- [Work instructions] Copy all records verbatim.

- [Input material]
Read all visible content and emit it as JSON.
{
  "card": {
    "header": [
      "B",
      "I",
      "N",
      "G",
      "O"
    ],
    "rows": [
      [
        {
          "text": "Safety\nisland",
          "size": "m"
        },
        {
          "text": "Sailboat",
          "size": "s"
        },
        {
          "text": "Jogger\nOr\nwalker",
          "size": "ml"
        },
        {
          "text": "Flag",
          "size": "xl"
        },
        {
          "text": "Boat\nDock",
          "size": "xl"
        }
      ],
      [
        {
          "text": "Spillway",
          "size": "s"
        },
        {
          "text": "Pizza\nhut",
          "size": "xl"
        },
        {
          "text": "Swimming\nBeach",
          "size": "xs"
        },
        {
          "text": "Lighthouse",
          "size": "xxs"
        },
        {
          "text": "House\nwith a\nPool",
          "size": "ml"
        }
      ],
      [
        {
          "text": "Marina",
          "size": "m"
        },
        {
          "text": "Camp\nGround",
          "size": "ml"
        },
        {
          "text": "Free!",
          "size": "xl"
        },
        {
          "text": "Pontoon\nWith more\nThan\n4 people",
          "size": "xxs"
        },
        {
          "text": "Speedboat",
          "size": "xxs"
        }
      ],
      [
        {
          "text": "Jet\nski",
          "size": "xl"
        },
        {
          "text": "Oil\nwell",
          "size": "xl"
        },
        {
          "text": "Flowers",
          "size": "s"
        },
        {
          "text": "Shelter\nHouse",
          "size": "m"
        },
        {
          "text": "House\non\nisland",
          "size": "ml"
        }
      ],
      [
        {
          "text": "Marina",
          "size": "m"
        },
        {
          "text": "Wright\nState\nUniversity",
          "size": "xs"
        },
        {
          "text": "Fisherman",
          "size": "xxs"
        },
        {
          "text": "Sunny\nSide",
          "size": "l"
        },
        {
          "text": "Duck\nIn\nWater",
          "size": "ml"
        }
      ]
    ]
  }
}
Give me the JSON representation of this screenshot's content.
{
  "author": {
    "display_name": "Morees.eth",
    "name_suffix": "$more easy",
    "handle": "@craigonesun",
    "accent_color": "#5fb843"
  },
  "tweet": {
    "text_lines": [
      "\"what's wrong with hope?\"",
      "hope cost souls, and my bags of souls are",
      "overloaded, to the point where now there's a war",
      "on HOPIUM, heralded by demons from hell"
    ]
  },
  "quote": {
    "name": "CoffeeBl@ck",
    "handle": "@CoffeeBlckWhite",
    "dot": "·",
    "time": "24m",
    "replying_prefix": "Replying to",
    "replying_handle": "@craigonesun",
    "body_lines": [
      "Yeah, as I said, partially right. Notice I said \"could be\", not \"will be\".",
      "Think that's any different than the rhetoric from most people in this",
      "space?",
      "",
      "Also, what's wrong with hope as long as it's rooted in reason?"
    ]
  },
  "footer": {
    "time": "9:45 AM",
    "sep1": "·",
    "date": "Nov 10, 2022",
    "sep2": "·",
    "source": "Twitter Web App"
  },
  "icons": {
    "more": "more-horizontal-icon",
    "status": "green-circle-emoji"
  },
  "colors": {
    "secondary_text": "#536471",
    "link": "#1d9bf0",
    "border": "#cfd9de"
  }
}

- [Output of the exercise]
Read all visible content and emit it as JSON.
{
  "card": {
    "header": [
      "B",
      "I",
      "N",
      "G",
      "O"
    ],
    "rows": [
      [
        {
          "text": "Safety\nisland",
          "size": "m"
        },
        {
          "text": "Sailboat",
          "size": "s"
        },
        {
          "text": "Jogger\nOr\nwalker",
          "size": "ml"
        },
        {
          "text": "Flag",
          "size": "xl"
        },
        {
          "text": "Boat\nDock",
          "size": "xl"
        }
      ],
      [
        {
          "text": "Spillway",
          "size": "s"
        },
        {
          "text": "Pizza\nhut",
          "size": "xl"
        },
        {
          "text": "Swimming\nBeach",
          "size": "xs"
        },
        {
          "text": "Lighthouse",
          "size": "xxs"
        },
        {
          "text": "House\nwith a\nPool",
          "size": "ml"
        }
      ],
      [
        {
          "text": "Marina",
          "size": "m"
        },
        {
          "text": "Camp\nGround",
          "size": "ml"
        },
        {
          "text": "Free!",
          "size": "xl"
        },
        {
          "text": "Pontoon\nWith more\nThan\n4 people",
          "size": "xxs"
        },
        {
          "text": "Speedboat",
          "size": "xxs"
        }
      ],
      [
        {
          "text": "Jet\nski",
          "size": "xl"
        },
        {
          "text": "Oil\nwell",
          "size": "xl"
        },
        {
          "text": "Flowers",
          "size": "s"
        },
        {
          "text": "Shelter\nHouse",
          "size": "m"
        },
        {
          "text": "House\non\nisland",
          "size": "ml"
        }
      ],
      [
        {
          "text": "Marina",
          "size": "m"
        },
        {
          "text": "Wright\nState\nUniversity",
          "size": "xs"
        },
        {
          "text": "Fisherman",
          "size": "xxs"
        },
        {
          "text": "Sunny\nSide",
          "size": "l"
        },
        {
          "text": "Duck\nIn\nWater",
          "size": "ml"
        }
      ]
    ]
  }
}
Give me the JSON representation of this screenshot's content.
{
  "author": {
    "display_name": "Morees.eth",
    "name_suffix": "$more easy",
    "handle": "@craigonesun",
    "accent_color": "#5fb843"
  },
  "tweet": {
    "text_lines": [
      "\"what's wrong with hope?\"",
      "hope cost souls, and my bags of souls are",
      "overloaded, to the point where now there's a war",
      "on HOPIUM, heralded by demons from hell"
    ]
  },
  "quote": {
    "name": "CoffeeBl@ck",
    "handle": "@CoffeeBlckWhite",
    "dot": "·",
    "time": "24m",
    "replying_prefix": "Replying to",
    "replying_handle": "@craigonesun",
    "body_lines": [
      "Yeah, as I said, partially right. Notice I said \"could be\", not \"will be\".",
      "Think that's any different than the rhetoric from most people in this",
      "space?",
      "",
      "Also, what's wrong with hope as long as it's rooted in reason?"
    ]
  },
  "footer": {
    "time": "9:45 AM",
    "sep1": "·",
    "date": "Nov 10, 2022",
    "sep2": "·",
    "source": "Twitter Web App"
  },
  "icons": {
    "more": "more-horizontal-icon",
    "status": "green-circle-emoji"
  },
  "colors": {
    "secondary_text": "#536471",
    "link": "#1d9bf0",
    "border": "#cfd9de"
  }
}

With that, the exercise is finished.